start TEXT PASSAGE

MY EX/BOYFRIEND recently moved to New York City, and, as I mentioned a couple of posts earlier, I live in Washington, DC. When he left, after much hemming and hawing, we decided to leave things on a “when we’re together, we’re together, when we’re not, we’re not” basis. It’s a situation where the rules are fairly clear but the emotions are anything but.
Our relationship is teetering on that borderline between uncertain and all fucked up, but we’re continuing along as if nothing has changed, which only makes things more bizarro. We talk every day about the nothing that only people in a relationship can talk about, and yet are apparently allowed to sleep with other people. I’ve seen him four of the past six weekends, and will see him for three of the next three, and yet we are allowed at some mysterious point on these weekends to go on dates with other people. I convince myself that he’s dead in a gutter when I haven’t heard from him and send him panicked text messages (“How’s yr day? I’m good. R U ALIVE?”), and yet we are supposed to be okay with not saying goodnight every night.

end TEXT PASSAGE
start RECORD EXTRACTS

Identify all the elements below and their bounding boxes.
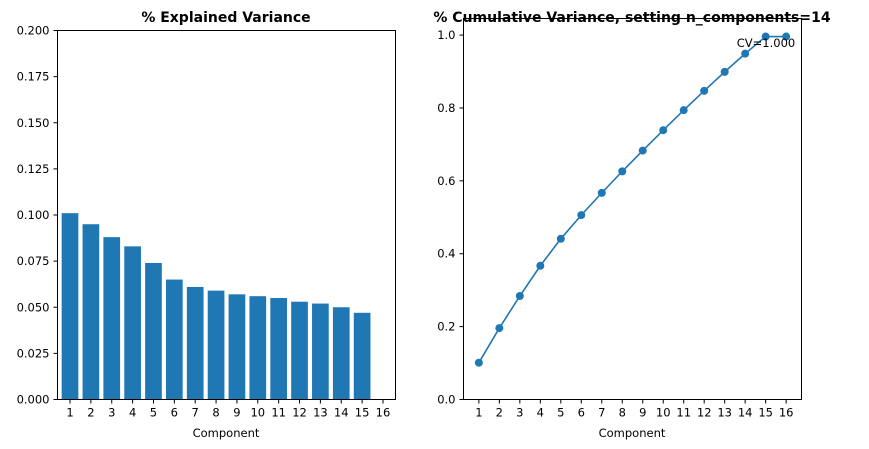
x-tick-label: 4 (129, 406, 136, 420)
bar (165, 279, 183, 400)
chart2-x-axis-title: Component (599, 426, 666, 440)
x-tick-label: 1 (66, 406, 73, 420)
x-tick-label: 12 (292, 406, 307, 420)
y-tick-label: 0.6 (437, 174, 455, 188)
data-point (495, 324, 504, 333)
x-tick-label: 2 (496, 406, 503, 420)
bar (228, 294, 246, 400)
x-tick-label: 16 (376, 406, 391, 420)
y-tick-label: 0.000 (17, 393, 50, 407)
chart1-x-axis-title: Component (193, 426, 260, 440)
data-point (474, 358, 483, 367)
y-tick-label: 0.100 (17, 208, 50, 222)
data-point (597, 188, 606, 197)
chart2-series-line (478, 35, 787, 364)
chart1-axes-frame (57, 30, 396, 400)
x-tick-label: 11 (271, 406, 286, 420)
x-tick-label: 7 (598, 406, 605, 420)
bar (270, 298, 288, 400)
bar (186, 286, 204, 400)
chart1-bars (61, 213, 371, 400)
x-tick-label: 4 (537, 406, 544, 420)
data-point (782, 32, 791, 41)
bar (207, 290, 225, 400)
x-tick-label: 6 (578, 406, 585, 420)
data-point (720, 67, 729, 76)
data-point (741, 49, 750, 58)
data-point (556, 234, 565, 243)
x-tick-label: 7 (192, 406, 199, 420)
chart1-x-axis: 1 2 3 4 5 6 7 8 9 10 11 12 13 14 15 16 (66, 399, 391, 420)
y-tick-label: 0.0 (437, 393, 455, 407)
x-tick-label: 9 (233, 406, 240, 420)
y-tick-label: 0.4 (437, 247, 455, 261)
chart1-title: % Explained Variance (141, 10, 310, 26)
bar (145, 262, 162, 400)
x-tick-label: 13 (717, 406, 732, 420)
x-tick-label: 1 (475, 406, 482, 420)
y-tick-label: 0.175 (17, 70, 50, 84)
data-point (700, 86, 709, 95)
y-tick-label: 0.025 (17, 346, 50, 360)
x-tick-label: 14 (334, 406, 349, 420)
bar (312, 303, 329, 400)
x-tick-label: 9 (639, 406, 646, 420)
x-tick-label: 5 (557, 406, 564, 420)
y-tick-label: 0.075 (17, 254, 50, 268)
x-tick-label: 11 (676, 406, 691, 420)
bar (61, 213, 79, 400)
data-point (536, 261, 545, 270)
data-point (638, 146, 647, 155)
x-tick-label: 8 (619, 406, 626, 420)
data-point (679, 106, 688, 115)
x-tick-label: 15 (758, 406, 773, 420)
chart2-axes-frame (463, 18, 802, 400)
y-tick-label: 0.2 (437, 320, 455, 334)
y-tick-label: 0.8 (437, 101, 455, 115)
bar (353, 312, 371, 400)
x-tick-label: 2 (87, 406, 94, 420)
x-tick-label: 15 (355, 406, 370, 420)
x-tick-label: 12 (697, 406, 712, 420)
chart2-points (474, 32, 791, 367)
x-tick-label: 13 (313, 406, 328, 420)
bar (103, 237, 121, 400)
data-point (659, 126, 668, 135)
bar (249, 296, 267, 400)
x-tick-label: 5 (150, 406, 157, 420)
y-tick-label: 0.050 (17, 300, 50, 314)
cumulative-variance-chart: % Cumulative Variance, setting n_compone… (433, 10, 830, 440)
x-tick-label: 3 (516, 406, 523, 420)
x-tick-label: 8 (212, 406, 219, 420)
bar (291, 301, 308, 400)
bar (332, 307, 350, 400)
data-point (761, 32, 770, 41)
data-point (577, 211, 586, 220)
chart2-x-axis: 1 2 3 4 5 6 7 8 9 10 11 12 13 14 15 16 (475, 399, 794, 420)
y-tick-label: 0.200 (17, 24, 50, 38)
bar (82, 224, 100, 400)
x-tick-label: 6 (171, 406, 178, 420)
chart2-annotation: CV=1.000 (737, 36, 795, 50)
x-tick-label: 10 (656, 406, 671, 420)
y-tick-label: 1.0 (437, 28, 455, 42)
chart1-y-axis: 0.000 0.025 0.050 0.075 0.100 0.125 0.150 0.175… (17, 24, 58, 407)
y-tick-label: 0.125 (17, 162, 50, 176)
x-tick-label: 14 (738, 406, 753, 420)
x-tick-label: 16 (779, 406, 794, 420)
data-point (618, 167, 627, 176)
bar (124, 246, 141, 400)
chart2-y-axis: 0.0 0.2 0.4 0.6 0.8 1.0 (437, 28, 464, 407)
x-tick-label: 10 (250, 406, 265, 420)
data-point (515, 292, 524, 301)
explained-variance-chart: % Explained Variance 0.000 0.025 0.050 0.07… (17, 10, 396, 440)
y-tick-label: 0.150 (17, 116, 50, 130)
x-tick-label: 3 (108, 406, 115, 420)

end RECORD EXTRACTS

• EXERCISE INSTRUCTIONS
Please summarize the passage about the long-distance relationship in two sentences. Rely only on the text for what follows.

• RESULT FOR THIS TASK
After the writer's ex/boyfriend moved to New York City while the writer stayed in Washington, DC, the two agreed to be together only when they are physically together, an arrangement with clear rules but unclear emotions. They still talk every day and see each other often on weekends, yet they are allowed to sleep with and date other people, which makes things feel even more bizarre.